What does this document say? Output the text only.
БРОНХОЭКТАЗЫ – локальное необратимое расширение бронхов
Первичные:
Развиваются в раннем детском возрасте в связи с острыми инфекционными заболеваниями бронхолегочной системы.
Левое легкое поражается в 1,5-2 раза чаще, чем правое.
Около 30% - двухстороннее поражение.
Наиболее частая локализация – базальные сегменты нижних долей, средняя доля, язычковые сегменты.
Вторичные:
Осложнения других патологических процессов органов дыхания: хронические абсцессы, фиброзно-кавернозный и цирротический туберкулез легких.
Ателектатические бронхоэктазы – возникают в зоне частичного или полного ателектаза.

###

_Exercise_.
Every entry should be printed again exactly as written.

_Expected answer_.
What does this document say? Output the text only.
БРОНХОЭКТАЗЫ – локальное необратимое расширение бронхов
Первичные:
Развиваются в раннем детском возрасте в связи с острыми инфекционными заболеваниями бронхолегочной системы.
Левое легкое поражается в 1,5-2 раза чаще, чем правое.
Около 30% - двухстороннее поражение.
Наиболее частая локализация – базальные сегменты нижних долей, средняя доля, язычковые сегменты.
Вторичные:
Осложнения других патологических процессов органов дыхания: хронические абсцессы, фиброзно-кавернозный и цирротический туберкулез легких.
Ателектатические бронхоэктазы – возникают в зоне частичного или полного ателектаза.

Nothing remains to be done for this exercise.